• **What the task asks**:
Repeat the entire listing exactly as written.

• **Records supplied**:

╔══

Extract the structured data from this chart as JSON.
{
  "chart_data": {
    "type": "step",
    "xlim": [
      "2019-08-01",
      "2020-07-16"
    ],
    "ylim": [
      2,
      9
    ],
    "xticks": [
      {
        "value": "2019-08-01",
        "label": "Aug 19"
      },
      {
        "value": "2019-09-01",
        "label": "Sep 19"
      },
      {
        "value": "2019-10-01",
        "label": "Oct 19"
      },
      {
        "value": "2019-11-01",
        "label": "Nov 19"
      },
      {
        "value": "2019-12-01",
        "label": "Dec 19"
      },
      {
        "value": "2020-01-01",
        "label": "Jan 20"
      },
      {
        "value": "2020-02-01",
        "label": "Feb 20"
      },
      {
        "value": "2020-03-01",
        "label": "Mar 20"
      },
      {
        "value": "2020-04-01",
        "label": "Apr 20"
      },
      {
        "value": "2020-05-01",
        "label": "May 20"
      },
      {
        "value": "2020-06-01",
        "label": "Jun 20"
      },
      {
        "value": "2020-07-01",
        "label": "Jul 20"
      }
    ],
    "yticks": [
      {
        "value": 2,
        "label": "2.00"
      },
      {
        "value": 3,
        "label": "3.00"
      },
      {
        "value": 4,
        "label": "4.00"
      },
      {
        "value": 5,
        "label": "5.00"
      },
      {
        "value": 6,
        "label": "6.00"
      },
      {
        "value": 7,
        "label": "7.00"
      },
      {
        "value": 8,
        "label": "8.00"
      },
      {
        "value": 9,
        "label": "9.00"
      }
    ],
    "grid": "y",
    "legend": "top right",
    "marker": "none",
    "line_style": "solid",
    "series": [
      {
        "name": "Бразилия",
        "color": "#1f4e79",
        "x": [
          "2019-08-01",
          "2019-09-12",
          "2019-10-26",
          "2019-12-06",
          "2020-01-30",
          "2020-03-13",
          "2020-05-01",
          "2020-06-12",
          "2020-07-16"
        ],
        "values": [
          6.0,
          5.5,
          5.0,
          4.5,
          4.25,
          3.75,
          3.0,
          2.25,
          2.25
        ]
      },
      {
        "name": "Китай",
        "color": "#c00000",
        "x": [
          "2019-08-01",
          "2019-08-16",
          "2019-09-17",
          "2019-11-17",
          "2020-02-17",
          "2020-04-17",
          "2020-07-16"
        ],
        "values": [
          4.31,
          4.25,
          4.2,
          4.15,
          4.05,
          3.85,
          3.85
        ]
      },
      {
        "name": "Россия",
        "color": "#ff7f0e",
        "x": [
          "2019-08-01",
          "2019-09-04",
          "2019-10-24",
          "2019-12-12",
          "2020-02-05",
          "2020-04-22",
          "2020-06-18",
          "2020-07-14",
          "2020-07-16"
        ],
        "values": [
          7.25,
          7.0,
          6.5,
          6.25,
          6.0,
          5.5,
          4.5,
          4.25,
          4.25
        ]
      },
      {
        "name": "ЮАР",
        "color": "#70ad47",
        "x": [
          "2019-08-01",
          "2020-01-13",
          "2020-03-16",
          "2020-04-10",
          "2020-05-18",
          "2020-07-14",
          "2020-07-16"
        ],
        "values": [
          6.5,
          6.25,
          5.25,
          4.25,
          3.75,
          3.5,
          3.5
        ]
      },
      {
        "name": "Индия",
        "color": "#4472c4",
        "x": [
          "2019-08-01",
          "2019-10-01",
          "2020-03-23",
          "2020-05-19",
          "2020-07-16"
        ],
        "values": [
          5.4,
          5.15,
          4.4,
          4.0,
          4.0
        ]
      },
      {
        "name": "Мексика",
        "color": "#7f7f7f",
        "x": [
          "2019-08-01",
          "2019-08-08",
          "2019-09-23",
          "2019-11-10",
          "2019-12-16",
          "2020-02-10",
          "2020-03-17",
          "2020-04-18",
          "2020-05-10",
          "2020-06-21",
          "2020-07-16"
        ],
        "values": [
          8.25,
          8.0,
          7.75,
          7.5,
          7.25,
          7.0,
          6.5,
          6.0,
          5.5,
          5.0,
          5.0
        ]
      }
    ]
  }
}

╚══

• **Result**:
Extract the structured data from this chart as JSON.
{
  "chart_data": {
    "type": "step",
    "xlim": [
      "2019-08-01",
      "2020-07-16"
    ],
    "ylim": [
      2,
      9
    ],
    "xticks": [
      {
        "value": "2019-08-01",
        "label": "Aug 19"
      },
      {
        "value": "2019-09-01",
        "label": "Sep 19"
      },
      {
        "value": "2019-10-01",
        "label": "Oct 19"
      },
      {
        "value": "2019-11-01",
        "label": "Nov 19"
      },
      {
        "value": "2019-12-01",
        "label": "Dec 19"
      },
      {
        "value": "2020-01-01",
        "label": "Jan 20"
      },
      {
        "value": "2020-02-01",
        "label": "Feb 20"
      },
      {
        "value": "2020-03-01",
        "label": "Mar 20"
      },
      {
        "value": "2020-04-01",
        "label": "Apr 20"
      },
      {
        "value": "2020-05-01",
        "label": "May 20"
      },
      {
        "value": "2020-06-01",
        "label": "Jun 20"
      },
      {
        "value": "2020-07-01",
        "label": "Jul 20"
      }
    ],
    "yticks": [
      {
        "value": 2,
        "label": "2.00"
      },
      {
        "value": 3,
        "label": "3.00"
      },
      {
        "value": 4,
        "label": "4.00"
      },
      {
        "value": 5,
        "label": "5.00"
      },
      {
        "value": 6,
        "label": "6.00"
      },
      {
        "value": 7,
        "label": "7.00"
      },
      {
        "value": 8,
        "label": "8.00"
      },
      {
        "value": 9,
        "label": "9.00"
      }
    ],
    "grid": "y",
    "legend": "top right",
    "marker": "none",
    "line_style": "solid",
    "series": [
      {
        "name": "Бразилия",
        "color": "#1f4e79",
        "x": [
          "2019-08-01",
          "2019-09-12",
          "2019-10-26",
          "2019-12-06",
          "2020-01-30",
          "2020-03-13",
          "2020-05-01",
          "2020-06-12",
          "2020-07-16"
        ],
        "values": [
          6.0,
          5.5,
          5.0,
          4.5,
          4.25,
          3.75,
          3.0,
          2.25,
          2.25
        ]
      },
      {
        "name": "Китай",
        "color": "#c00000",
        "x": [
          "2019-08-01",
          "2019-08-16",
          "2019-09-17",
          "2019-11-17",
          "2020-02-17",
          "2020-04-17",
          "2020-07-16"
        ],
        "values": [
          4.31,
          4.25,
          4.2,
          4.15,
          4.05,
          3.85,
          3.85
        ]
      },
      {
        "name": "Россия",
        "color": "#ff7f0e",
        "x": [
          "2019-08-01",
          "2019-09-04",
          "2019-10-24",
          "2019-12-12",
          "2020-02-05",
          "2020-04-22",
          "2020-06-18",
          "2020-07-14",
          "2020-07-16"
        ],
        "values": [
          7.25,
          7.0,
          6.5,
          6.25,
          6.0,
          5.5,
          4.5,
          4.25,
          4.25
        ]
      },
      {
        "name": "ЮАР",
        "color": "#70ad47",
        "x": [
          "2019-08-01",
          "2020-01-13",
          "2020-03-16",
          "2020-04-10",
          "2020-05-18",
          "2020-07-14",
          "2020-07-16"
        ],
        "values": [
          6.5,
          6.25,
          5.25,
          4.25,
          3.75,
          3.5,
          3.5
        ]
      },
      {
        "name": "Индия",
        "color": "#4472c4",
        "x": [
          "2019-08-01",
          "2019-10-01",
          "2020-03-23",
          "2020-05-19",
          "2020-07-16"
        ],
        "values": [
          5.4,
          5.15,
          4.4,
          4.0,
          4.0
        ]
      },
      {
        "name": "Мексика",
        "color": "#7f7f7f",
        "x": [
          "2019-08-01",
          "2019-08-08",
          "2019-09-23",
          "2019-11-10",
          "2019-12-16",
          "2020-02-10",
          "2020-03-17",
          "2020-04-18",
          "2020-05-10",
          "2020-06-21",
          "2020-07-16"
        ],
        "values": [
          8.25,
          8.0,
          7.75,
          7.5,
          7.25,
          7.0,
          6.5,
          6.0,
          5.5,
          5.0,
          5.0
        ]
      }
    ]
  }
}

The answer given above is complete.